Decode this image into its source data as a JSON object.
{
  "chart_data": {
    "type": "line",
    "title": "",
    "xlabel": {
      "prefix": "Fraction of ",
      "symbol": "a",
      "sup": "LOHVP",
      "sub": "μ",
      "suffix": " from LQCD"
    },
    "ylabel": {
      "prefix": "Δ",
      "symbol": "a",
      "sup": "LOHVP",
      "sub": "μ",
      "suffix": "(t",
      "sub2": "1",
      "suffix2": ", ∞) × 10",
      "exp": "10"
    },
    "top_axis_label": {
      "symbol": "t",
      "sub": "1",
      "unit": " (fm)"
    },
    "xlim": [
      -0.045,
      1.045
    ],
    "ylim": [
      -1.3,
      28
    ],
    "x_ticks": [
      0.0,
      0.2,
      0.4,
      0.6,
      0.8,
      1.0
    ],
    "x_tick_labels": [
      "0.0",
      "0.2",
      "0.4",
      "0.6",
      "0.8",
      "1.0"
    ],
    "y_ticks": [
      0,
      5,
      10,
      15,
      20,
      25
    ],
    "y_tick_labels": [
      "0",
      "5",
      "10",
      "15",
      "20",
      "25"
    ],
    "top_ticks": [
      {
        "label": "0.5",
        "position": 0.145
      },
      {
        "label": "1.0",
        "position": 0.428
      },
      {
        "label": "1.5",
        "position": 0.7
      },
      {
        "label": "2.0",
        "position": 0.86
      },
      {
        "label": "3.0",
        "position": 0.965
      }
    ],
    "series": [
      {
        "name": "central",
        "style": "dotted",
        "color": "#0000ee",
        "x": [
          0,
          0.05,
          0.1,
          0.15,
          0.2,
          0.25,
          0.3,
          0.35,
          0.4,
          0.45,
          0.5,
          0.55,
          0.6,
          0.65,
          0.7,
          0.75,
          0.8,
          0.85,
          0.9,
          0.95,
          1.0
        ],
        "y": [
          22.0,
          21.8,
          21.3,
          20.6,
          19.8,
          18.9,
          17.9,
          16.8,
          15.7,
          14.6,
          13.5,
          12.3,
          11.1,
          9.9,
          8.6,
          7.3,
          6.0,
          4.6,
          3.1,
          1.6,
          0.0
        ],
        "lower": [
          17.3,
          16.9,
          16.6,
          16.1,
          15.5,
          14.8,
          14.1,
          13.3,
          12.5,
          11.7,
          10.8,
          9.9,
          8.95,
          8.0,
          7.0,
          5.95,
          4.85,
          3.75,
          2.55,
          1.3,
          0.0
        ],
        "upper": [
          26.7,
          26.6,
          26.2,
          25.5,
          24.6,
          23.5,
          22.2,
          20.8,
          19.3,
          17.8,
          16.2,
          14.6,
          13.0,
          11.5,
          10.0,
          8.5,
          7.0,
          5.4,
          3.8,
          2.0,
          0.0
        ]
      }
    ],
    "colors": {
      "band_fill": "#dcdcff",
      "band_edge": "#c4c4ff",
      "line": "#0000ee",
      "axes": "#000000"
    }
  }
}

****

GIVEN TASK: Would you write down every record again, exactly?

THE OUTPUT:
Decode this image into its source data as a JSON object.
{
  "chart_data": {
    "type": "line",
    "title": "",
    "xlabel": {
      "prefix": "Fraction of ",
      "symbol": "a",
      "sup": "LOHVP",
      "sub": "μ",
      "suffix": " from LQCD"
    },
    "ylabel": {
      "prefix": "Δ",
      "symbol": "a",
      "sup": "LOHVP",
      "sub": "μ",
      "suffix": "(t",
      "sub2": "1",
      "suffix2": ", ∞) × 10",
      "exp": "10"
    },
    "top_axis_label": {
      "symbol": "t",
      "sub": "1",
      "unit": " (fm)"
    },
    "xlim": [
      -0.045,
      1.045
    ],
    "ylim": [
      -1.3,
      28
    ],
    "x_ticks": [
      0.0,
      0.2,
      0.4,
      0.6,
      0.8,
      1.0
    ],
    "x_tick_labels": [
      "0.0",
      "0.2",
      "0.4",
      "0.6",
      "0.8",
      "1.0"
    ],
    "y_ticks": [
      0,
      5,
      10,
      15,
      20,
      25
    ],
    "y_tick_labels": [
      "0",
      "5",
      "10",
      "15",
      "20",
      "25"
    ],
    "top_ticks": [
      {
        "label": "0.5",
        "position": 0.145
      },
      {
        "label": "1.0",
        "position": 0.428
      },
      {
        "label": "1.5",
        "position": 0.7
      },
      {
        "label": "2.0",
        "position": 0.86
      },
      {
        "label": "3.0",
        "position": 0.965
      }
    ],
    "series": [
      {
        "name": "central",
        "style": "dotted",
        "color": "#0000ee",
        "x": [
          0,
          0.05,
          0.1,
          0.15,
          0.2,
          0.25,
          0.3,
          0.35,
          0.4,
          0.45,
          0.5,
          0.55,
          0.6,
          0.65,
          0.7,
          0.75,
          0.8,
          0.85,
          0.9,
          0.95,
          1.0
        ],
        "y": [
          22.0,
          21.8,
          21.3,
          20.6,
          19.8,
          18.9,
          17.9,
          16.8,
          15.7,
          14.6,
          13.5,
          12.3,
          11.1,
          9.9,
          8.6,
          7.3,
          6.0,
          4.6,
          3.1,
          1.6,
          0.0
        ],
        "lower": [
          17.3,
          16.9,
          16.6,
          16.1,
          15.5,
          14.8,
          14.1,
          13.3,
          12.5,
          11.7,
          10.8,
          9.9,
          8.95,
          8.0,
          7.0,
          5.95,
          4.85,
          3.75,
          2.55,
          1.3,
          0.0
        ],
        "upper": [
          26.7,
          26.6,
          26.2,
          25.5,
          24.6,
          23.5,
          22.2,
          20.8,
          19.3,
          17.8,
          16.2,
          14.6,
          13.0,
          11.5,
          10.0,
          8.5,
          7.0,
          5.4,
          3.8,
          2.0,
          0.0
        ]
      }
    ],
    "colors": {
      "band_fill": "#dcdcff",
      "band_edge": "#c4c4ff",
      "line": "#0000ee",
      "axes": "#000000"
    }
  }
}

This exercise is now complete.